===== RECORDS SUPPLIED =====
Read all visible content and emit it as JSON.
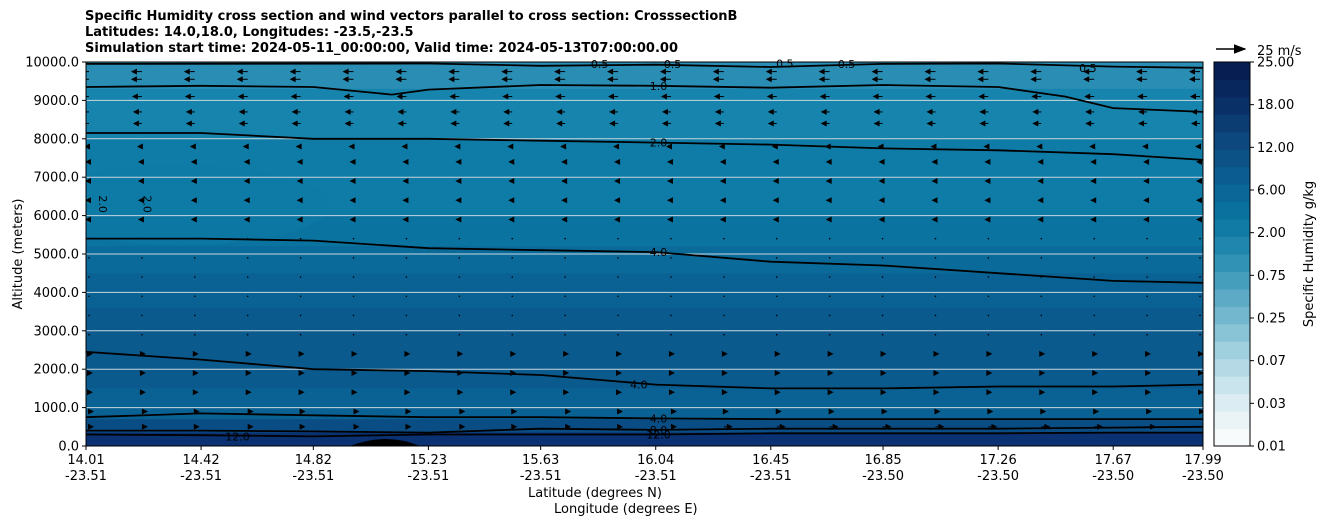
{
  "chart_data": {
    "type": "heatmap",
    "title_lines": [
      "Specific Humidity cross section and wind vectors parallel to cross section: CrosssectionB",
      "Latitudes: 14.0,18.0, Longitudes: -23.5,-23.5",
      "Simulation start time: 2024-05-11_00:00:00, Valid time: 2024-05-13T07:00:00.00"
    ],
    "ylabel": "Altitude (meters)",
    "xlabel_lat": "Latitude (degrees N)",
    "xlabel_lon": "Longitude (degrees E)",
    "ylim": [
      0,
      10000
    ],
    "yticks": [
      "0.0",
      "1000.0",
      "2000.0",
      "3000.0",
      "4000.0",
      "5000.0",
      "6000.0",
      "7000.0",
      "8000.0",
      "9000.0",
      "10000.0"
    ],
    "x_ticks": [
      {
        "lat": "14.01",
        "lon": "-23.51"
      },
      {
        "lat": "14.42",
        "lon": "-23.51"
      },
      {
        "lat": "14.82",
        "lon": "-23.51"
      },
      {
        "lat": "15.23",
        "lon": "-23.51"
      },
      {
        "lat": "15.63",
        "lon": "-23.51"
      },
      {
        "lat": "16.04",
        "lon": "-23.51"
      },
      {
        "lat": "16.45",
        "lon": "-23.51"
      },
      {
        "lat": "16.85",
        "lon": "-23.50"
      },
      {
        "lat": "17.26",
        "lon": "-23.50"
      },
      {
        "lat": "17.67",
        "lon": "-23.50"
      },
      {
        "lat": "17.99",
        "lon": "-23.50"
      }
    ],
    "grid": "horizontal",
    "colorbar": {
      "label": "Specific Humidity g/kg",
      "tick_labels": [
        "0.01",
        "0.03",
        "0.07",
        "0.25",
        "0.75",
        "2.00",
        "6.00",
        "12.00",
        "18.00",
        "25.00"
      ],
      "colors": [
        "#f7fbfc",
        "#eaf4f7",
        "#dbedf2",
        "#c9e4ec",
        "#b5dae5",
        "#a0cfde",
        "#89c3d6",
        "#72b7ce",
        "#5caac5",
        "#469ebd",
        "#3292b5",
        "#2086ad",
        "#127ba5",
        "#0a719e",
        "#0a6797",
        "#0b5c90",
        "#0c5287",
        "#0c477d",
        "#0b3c72",
        "#0a3167",
        "#08275c",
        "#071e52"
      ]
    },
    "contour_labels": [
      "0.5",
      "0.5",
      "0.5",
      "0.5",
      "0.5",
      "1.0",
      "2.0",
      "2.0",
      "2.0",
      "4.0",
      "4.0",
      "4.0",
      "8.0",
      "12.0",
      "12.0"
    ],
    "wind_reference": "25 m/s",
    "humidity_bands": [
      {
        "top": 10000,
        "color": "#2a8db4"
      },
      {
        "top": 9300,
        "color": "#1784ad"
      },
      {
        "top": 8000,
        "color": "#0f7ba7"
      },
      {
        "top": 6000,
        "color": "#0b73a0"
      },
      {
        "top": 5200,
        "color": "#0a6a99"
      },
      {
        "top": 4500,
        "color": "#0a6294"
      },
      {
        "top": 3600,
        "color": "#0b5a8e"
      },
      {
        "top": 1500,
        "color": "#0a6294"
      },
      {
        "top": 700,
        "color": "#0a4d85"
      },
      {
        "top": 350,
        "color": "#0a3172"
      }
    ],
    "contours": [
      {
        "label": "0.5",
        "points": [
          [
            14.01,
            9950
          ],
          [
            15.23,
            9960
          ],
          [
            15.63,
            9900
          ],
          [
            16.04,
            9930
          ],
          [
            16.45,
            9870
          ],
          [
            16.85,
            9950
          ],
          [
            17.26,
            9960
          ],
          [
            17.67,
            9880
          ],
          [
            17.99,
            9850
          ]
        ]
      },
      {
        "label": "1.0",
        "points": [
          [
            14.01,
            9350
          ],
          [
            14.42,
            9380
          ],
          [
            14.82,
            9350
          ],
          [
            15.1,
            9150
          ],
          [
            15.23,
            9280
          ],
          [
            15.63,
            9400
          ],
          [
            16.04,
            9380
          ],
          [
            16.45,
            9330
          ],
          [
            16.85,
            9400
          ],
          [
            17.26,
            9350
          ],
          [
            17.5,
            9100
          ],
          [
            17.67,
            8800
          ],
          [
            17.99,
            8700
          ]
        ]
      },
      {
        "label": "2.0",
        "points": [
          [
            14.01,
            8150
          ],
          [
            14.42,
            8150
          ],
          [
            14.82,
            8000
          ],
          [
            15.23,
            8000
          ],
          [
            15.63,
            7950
          ],
          [
            16.04,
            7900
          ],
          [
            16.45,
            7850
          ],
          [
            16.85,
            7750
          ],
          [
            17.26,
            7700
          ],
          [
            17.67,
            7600
          ],
          [
            17.99,
            7450
          ]
        ]
      },
      {
        "label": "4.0",
        "points": [
          [
            14.01,
            5400
          ],
          [
            14.42,
            5400
          ],
          [
            14.82,
            5350
          ],
          [
            15.23,
            5150
          ],
          [
            15.63,
            5100
          ],
          [
            16.04,
            5050
          ],
          [
            16.45,
            4800
          ],
          [
            16.85,
            4700
          ],
          [
            17.26,
            4500
          ],
          [
            17.67,
            4300
          ],
          [
            17.99,
            4250
          ]
        ]
      },
      {
        "label": "4.0",
        "points": [
          [
            14.01,
            2450
          ],
          [
            14.42,
            2250
          ],
          [
            14.82,
            2000
          ],
          [
            15.23,
            1950
          ],
          [
            15.63,
            1850
          ],
          [
            16.04,
            1600
          ],
          [
            16.45,
            1500
          ],
          [
            16.85,
            1500
          ],
          [
            17.26,
            1550
          ],
          [
            17.67,
            1550
          ],
          [
            17.99,
            1600
          ]
        ]
      },
      {
        "label": "4.0",
        "points": [
          [
            14.01,
            750
          ],
          [
            14.42,
            850
          ],
          [
            14.82,
            800
          ],
          [
            15.23,
            750
          ],
          [
            15.63,
            750
          ],
          [
            16.04,
            720
          ],
          [
            16.45,
            700
          ],
          [
            16.85,
            700
          ],
          [
            17.26,
            700
          ],
          [
            17.67,
            700
          ],
          [
            17.99,
            700
          ]
        ]
      },
      {
        "label": "8.0",
        "points": [
          [
            14.01,
            400
          ],
          [
            14.42,
            400
          ],
          [
            14.82,
            380
          ],
          [
            15.23,
            350
          ],
          [
            15.63,
            450
          ],
          [
            16.04,
            420
          ],
          [
            16.45,
            450
          ],
          [
            16.85,
            450
          ],
          [
            17.26,
            450
          ],
          [
            17.67,
            480
          ],
          [
            17.99,
            500
          ]
        ]
      },
      {
        "label": "12.0",
        "points": [
          [
            14.01,
            300
          ],
          [
            14.42,
            280
          ],
          [
            14.82,
            250
          ],
          [
            15.23,
            300
          ],
          [
            15.63,
            300
          ],
          [
            16.04,
            300
          ],
          [
            16.45,
            330
          ],
          [
            16.85,
            330
          ],
          [
            17.26,
            330
          ],
          [
            17.67,
            350
          ],
          [
            17.99,
            350
          ]
        ]
      }
    ]
  }
}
=====
• **YOUR GOAL**
Take the listing above and print it exactly, apart from the pictures.

• **THE ANSWER**
Read all visible content and emit it as JSON.
{
  "chart_data": {
    "type": "heatmap",
    "title_lines": [
      "Specific Humidity cross section and wind vectors parallel to cross section: CrosssectionB",
      "Latitudes: 14.0,18.0, Longitudes: -23.5,-23.5",
      "Simulation start time: 2024-05-11_00:00:00, Valid time: 2024-05-13T07:00:00.00"
    ],
    "ylabel": "Altitude (meters)",
    "xlabel_lat": "Latitude (degrees N)",
    "xlabel_lon": "Longitude (degrees E)",
    "ylim": [
      0,
      10000
    ],
    "yticks": [
      "0.0",
      "1000.0",
      "2000.0",
      "3000.0",
      "4000.0",
      "5000.0",
      "6000.0",
      "7000.0",
      "8000.0",
      "9000.0",
      "10000.0"
    ],
    "x_ticks": [
      {
        "lat": "14.01",
        "lon": "-23.51"
      },
      {
        "lat": "14.42",
        "lon": "-23.51"
      },
      {
        "lat": "14.82",
        "lon": "-23.51"
      },
      {
        "lat": "15.23",
        "lon": "-23.51"
      },
      {
        "lat": "15.63",
        "lon": "-23.51"
      },
      {
        "lat": "16.04",
        "lon": "-23.51"
      },
      {
        "lat": "16.45",
        "lon": "-23.51"
      },
      {
        "lat": "16.85",
        "lon": "-23.50"
      },
      {
        "lat": "17.26",
        "lon": "-23.50"
      },
      {
        "lat": "17.67",
        "lon": "-23.50"
      },
      {
        "lat": "17.99",
        "lon": "-23.50"
      }
    ],
    "grid": "horizontal",
    "colorbar": {
      "label": "Specific Humidity g/kg",
      "tick_labels": [
        "0.01",
        "0.03",
        "0.07",
        "0.25",
        "0.75",
        "2.00",
        "6.00",
        "12.00",
        "18.00",
        "25.00"
      ],
      "colors": [
        "#f7fbfc",
        "#eaf4f7",
        "#dbedf2",
        "#c9e4ec",
        "#b5dae5",
        "#a0cfde",
        "#89c3d6",
        "#72b7ce",
        "#5caac5",
        "#469ebd",
        "#3292b5",
        "#2086ad",
        "#127ba5",
        "#0a719e",
        "#0a6797",
        "#0b5c90",
        "#0c5287",
        "#0c477d",
        "#0b3c72",
        "#0a3167",
        "#08275c",
        "#071e52"
      ]
    },
    "contour_labels": [
      "0.5",
      "0.5",
      "0.5",
      "0.5",
      "0.5",
      "1.0",
      "2.0",
      "2.0",
      "2.0",
      "4.0",
      "4.0",
      "4.0",
      "8.0",
      "12.0",
      "12.0"
    ],
    "wind_reference": "25 m/s",
    "humidity_bands": [
      {
        "top": 10000,
        "color": "#2a8db4"
      },
      {
        "top": 9300,
        "color": "#1784ad"
      },
      {
        "top": 8000,
        "color": "#0f7ba7"
      },
      {
        "top": 6000,
        "color": "#0b73a0"
      },
      {
        "top": 5200,
        "color": "#0a6a99"
      },
      {
        "top": 4500,
        "color": "#0a6294"
      },
      {
        "top": 3600,
        "color": "#0b5a8e"
      },
      {
        "top": 1500,
        "color": "#0a6294"
      },
      {
        "top": 700,
        "color": "#0a4d85"
      },
      {
        "top": 350,
        "color": "#0a3172"
      }
    ],
    "contours": [
      {
        "label": "0.5",
        "points": [
          [
            14.01,
            9950
          ],
          [
            15.23,
            9960
          ],
          [
            15.63,
            9900
          ],
          [
            16.04,
            9930
          ],
          [
            16.45,
            9870
          ],
          [
            16.85,
            9950
          ],
          [
            17.26,
            9960
          ],
          [
            17.67,
            9880
          ],
          [
            17.99,
            9850
          ]
        ]
      },
      {
        "label": "1.0",
        "points": [
          [
            14.01,
            9350
          ],
          [
            14.42,
            9380
          ],
          [
            14.82,
            9350
          ],
          [
            15.1,
            9150
          ],
          [
            15.23,
            9280
          ],
          [
            15.63,
            9400
          ],
          [
            16.04,
            9380
          ],
          [
            16.45,
            9330
          ],
          [
            16.85,
            9400
          ],
          [
            17.26,
            9350
          ],
          [
            17.5,
            9100
          ],
          [
            17.67,
            8800
          ],
          [
            17.99,
            8700
          ]
        ]
      },
      {
        "label": "2.0",
        "points": [
          [
            14.01,
            8150
          ],
          [
            14.42,
            8150
          ],
          [
            14.82,
            8000
          ],
          [
            15.23,
            8000
          ],
          [
            15.63,
            7950
          ],
          [
            16.04,
            7900
          ],
          [
            16.45,
            7850
          ],
          [
            16.85,
            7750
          ],
          [
            17.26,
            7700
          ],
          [
            17.67,
            7600
          ],
          [
            17.99,
            7450
          ]
        ]
      },
      {
        "label": "4.0",
        "points": [
          [
            14.01,
            5400
          ],
          [
            14.42,
            5400
          ],
          [
            14.82,
            5350
          ],
          [
            15.23,
            5150
          ],
          [
            15.63,
            5100
          ],
          [
            16.04,
            5050
          ],
          [
            16.45,
            4800
          ],
          [
            16.85,
            4700
          ],
          [
            17.26,
            4500
          ],
          [
            17.67,
            4300
          ],
          [
            17.99,
            4250
          ]
        ]
      },
      {
        "label": "4.0",
        "points": [
          [
            14.01,
            2450
          ],
          [
            14.42,
            2250
          ],
          [
            14.82,
            2000
          ],
          [
            15.23,
            1950
          ],
          [
            15.63,
            1850
          ],
          [
            16.04,
            1600
          ],
          [
            16.45,
            1500
          ],
          [
            16.85,
            1500
          ],
          [
            17.26,
            1550
          ],
          [
            17.67,
            1550
          ],
          [
            17.99,
            1600
          ]
        ]
      },
      {
        "label": "4.0",
        "points": [
          [
            14.01,
            750
          ],
          [
            14.42,
            850
          ],
          [
            14.82,
            800
          ],
          [
            15.23,
            750
          ],
          [
            15.63,
            750
          ],
          [
            16.04,
            720
          ],
          [
            16.45,
            700
          ],
          [
            16.85,
            700
          ],
          [
            17.26,
            700
          ],
          [
            17.67,
            700
          ],
          [
            17.99,
            700
          ]
        ]
      },
      {
        "label": "8.0",
        "points": [
          [
            14.01,
            400
          ],
          [
            14.42,
            400
          ],
          [
            14.82,
            380
          ],
          [
            15.23,
            350
          ],
          [
            15.63,
            450
          ],
          [
            16.04,
            420
          ],
          [
            16.45,
            450
          ],
          [
            16.85,
            450
          ],
          [
            17.26,
            450
          ],
          [
            17.67,
            480
          ],
          [
            17.99,
            500
          ]
        ]
      },
      {
        "label": "12.0",
        "points": [
          [
            14.01,
            300
          ],
          [
            14.42,
            280
          ],
          [
            14.82,
            250
          ],
          [
            15.23,
            300
          ],
          [
            15.63,
            300
          ],
          [
            16.04,
            300
          ],
          [
            16.45,
            330
          ],
          [
            16.85,
            330
          ],
          [
            17.26,
            330
          ],
          [
            17.67,
            350
          ],
          [
            17.99,
            350
          ]
        ]
      }
    ]
  }
}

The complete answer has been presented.